→ **PROBLEM TO SOLVE**
Give the number of lines containing the word "text" and nothing more.

→ **RECORDS**
* * * *
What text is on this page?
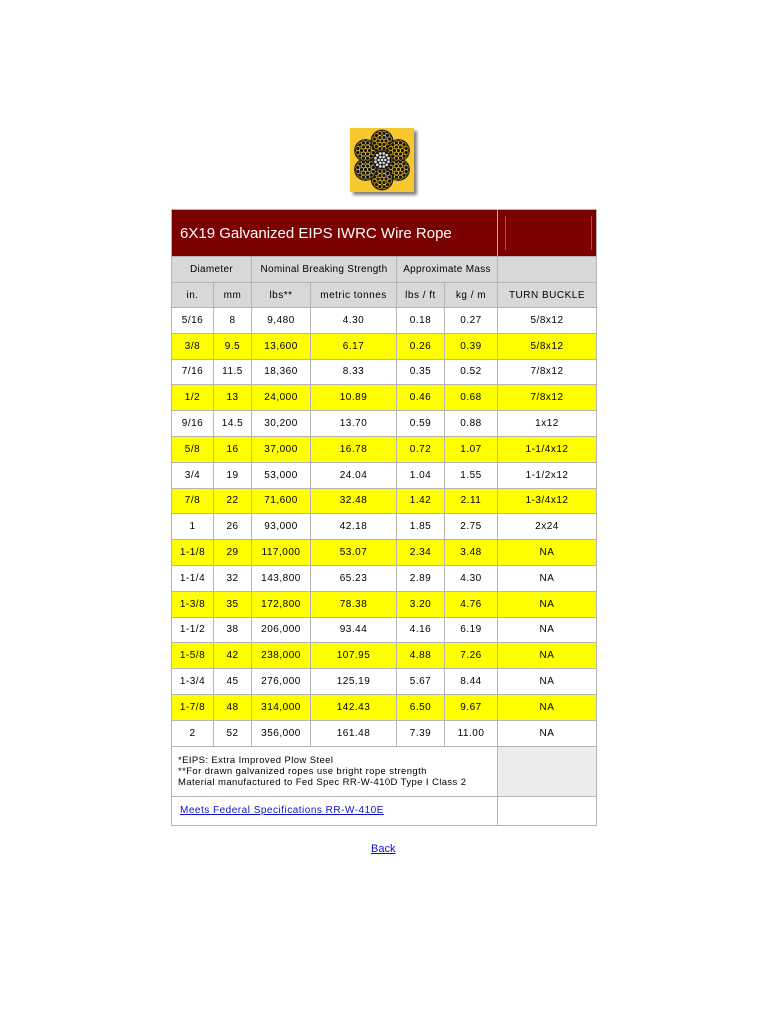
6X19 Galvanized EIPS IWRC Wire Rope						

Diameter		Nominal Breaking Strength		Approximate Mass		
in.	mm	lbs**	metric tonnes	lbs / ft	kg / m	TURN BUCKLE
5/16	8	9,480	4.30	0.18	0.27	5/8x12
3/8	9.5	13,600	6.17	0.26	0.39	5/8x12
7/16	11.5	18,360	8.33	0.35	0.52	7/8x12
1/2	13	24,000	10.89	0.46	0.68	7/8x12
9/16	14.5	30,200	13.70	0.59	0.88	1x12
5/8	16	37,000	16.78	0.72	1.07	1-1/4x12
3/4	19	53,000	24.04	1.04	1.55	1-1/2x12
7/8	22	71,600	32.48	1.42	2.11	1-3/4x12
1	26	93,000	42.18	1.85	2.75	2x24
1-1/8	29	117,000	53.07	2.34	3.48	NA
1-1/4	32	143,800	65.23	2.89	4.30	NA
1-3/8	35	172,800	78.38	3.20	4.76	NA
1-1/2	38	206,000	93.44	4.16	6.19	NA
1-5/8	42	238,000	107.95	4.88	7.26	NA
1-3/4	45	276,000	125.19	5.67	8.44	NA
1-7/8	48	314,000	142.43	6.50	9.67	NA
2	52	356,000	161.48	7.39	11.00	NA

*EIPS: Extra Improved Plow Steel
**For drawn galvanized ropes use bright rope strength
Material manufactured to Fed Spec RR-W-410D Type I Class 2						

Meets Federal Specifications RR-W-410E						
Back
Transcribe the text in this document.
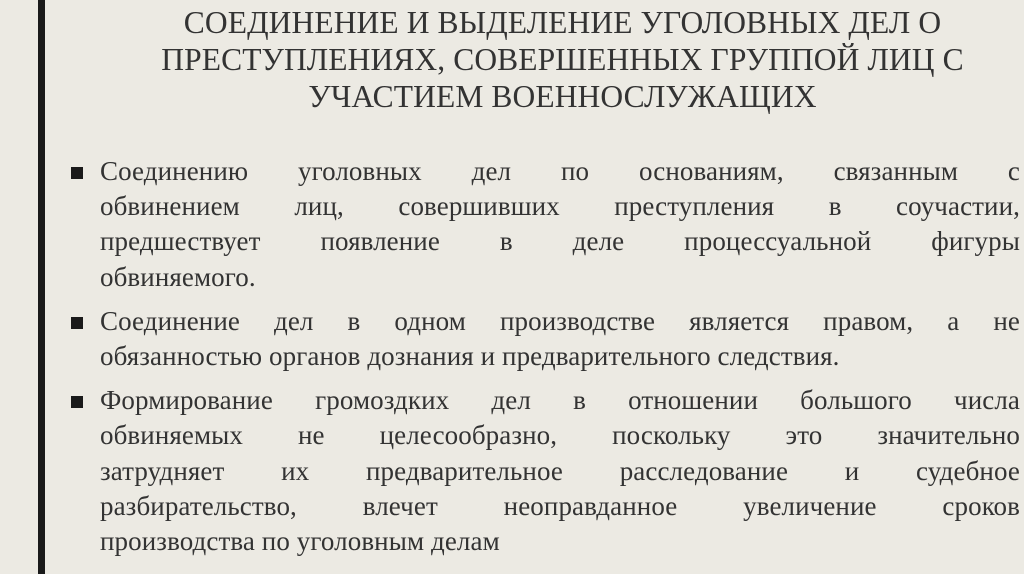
СОЕДИНЕНИЕ И ВЫДЕЛЕНИЕ УГОЛОВНЫХ ДЕЛ О
ПРЕСТУПЛЕНИЯХ, СОВЕРШЕННЫХ ГРУППОЙ ЛИЦ С
УЧАСТИЕМ ВОЕННОСЛУЖАЩИХ
Соединению уголовных дел по основаниям, связанным с
обвинением лиц, совершивших преступления в соучастии,
предшествует появление в деле процессуальной фигуры
обвиняемого.
Соединение дел в одном производстве является правом, а не
обязанностью органов дознания и предварительного следствия.
Формирование громоздких дел в отношении большого числа
обвиняемых не целесообразно, поскольку это значительно
затрудняет их предварительное расследование и судебное
разбирательство, влечет неоправданное увеличение сроков
производства по уголовным делам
* * * *
→ **CORRECT RESPONSE**
2